> [AIM]:
Omit the pictures, then write out every entry exactly as it reads.

[Start RECORDS SUPPLIED]

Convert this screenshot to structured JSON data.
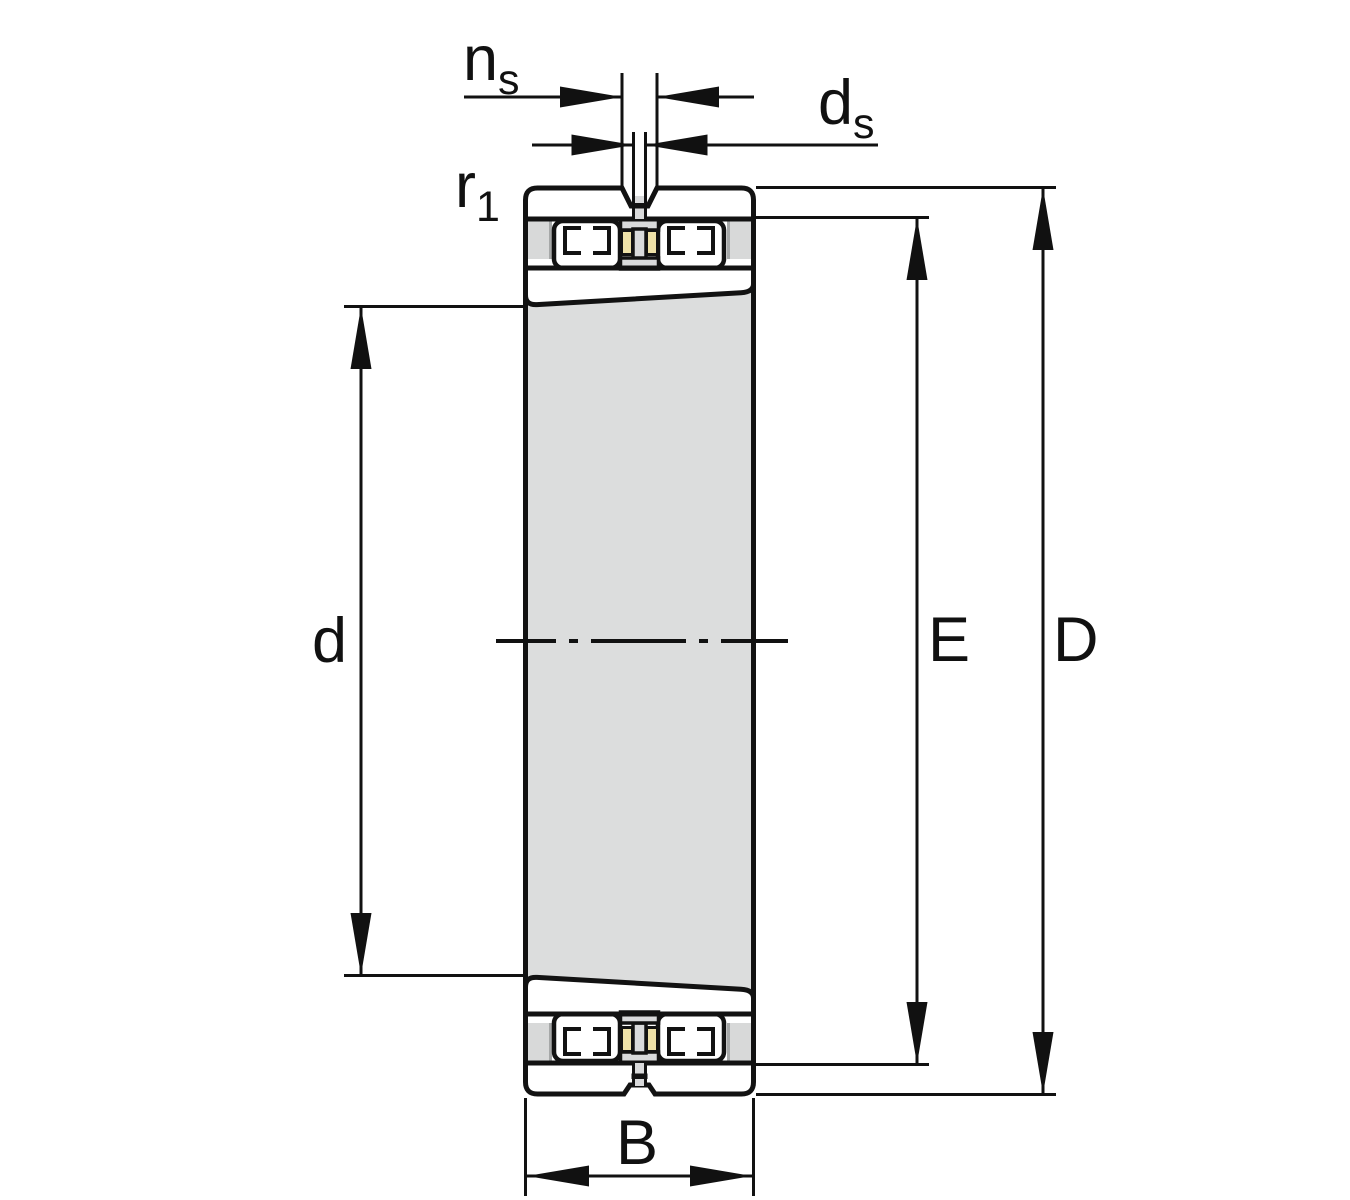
{
  "figure": {
    "description": "Sectional technical drawing of a double-row cylindrical roller bearing with tapered bore and outer-ring lubrication groove and hole",
    "dimension_labels": {
      "ns": {
        "base": "n",
        "sub": "s"
      },
      "ds": {
        "base": "d",
        "sub": "s"
      },
      "r1": {
        "base": "r",
        "sub": "1"
      },
      "bore_diameter": {
        "base": "d",
        "sub": ""
      },
      "raceway_diameter": {
        "base": "E",
        "sub": ""
      },
      "outside_diameter": {
        "base": "D",
        "sub": ""
      },
      "width": {
        "base": "B",
        "sub": ""
      }
    },
    "colors": {
      "ring_teal": "#a6cdcb",
      "highlight_white": "#ffffff",
      "bore_gray": "#dcdddd",
      "stripe_gray": "#d8d9d9",
      "stripe_edge_gray": "#a6a8a8",
      "cage_yellow": "#eee1a8",
      "hole_gray": "#d9dadb",
      "line_black": "#121212",
      "background": "#ffffff"
    }
  }
}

[End RECORDS SUPPLIED]

> [TASK RESULT]:
Convert this screenshot to structured JSON data.
{
  "figure": {
    "description": "Sectional technical drawing of a double-row cylindrical roller bearing with tapered bore and outer-ring lubrication groove and hole",
    "dimension_labels": {
      "ns": {
        "base": "n",
        "sub": "s"
      },
      "ds": {
        "base": "d",
        "sub": "s"
      },
      "r1": {
        "base": "r",
        "sub": "1"
      },
      "bore_diameter": {
        "base": "d",
        "sub": ""
      },
      "raceway_diameter": {
        "base": "E",
        "sub": ""
      },
      "outside_diameter": {
        "base": "D",
        "sub": ""
      },
      "width": {
        "base": "B",
        "sub": ""
      }
    },
    "colors": {
      "ring_teal": "#a6cdcb",
      "highlight_white": "#ffffff",
      "bore_gray": "#dcdddd",
      "stripe_gray": "#d8d9d9",
      "stripe_edge_gray": "#a6a8a8",
      "cage_yellow": "#eee1a8",
      "hole_gray": "#d9dadb",
      "line_black": "#121212",
      "background": "#ffffff"
    }
  }
}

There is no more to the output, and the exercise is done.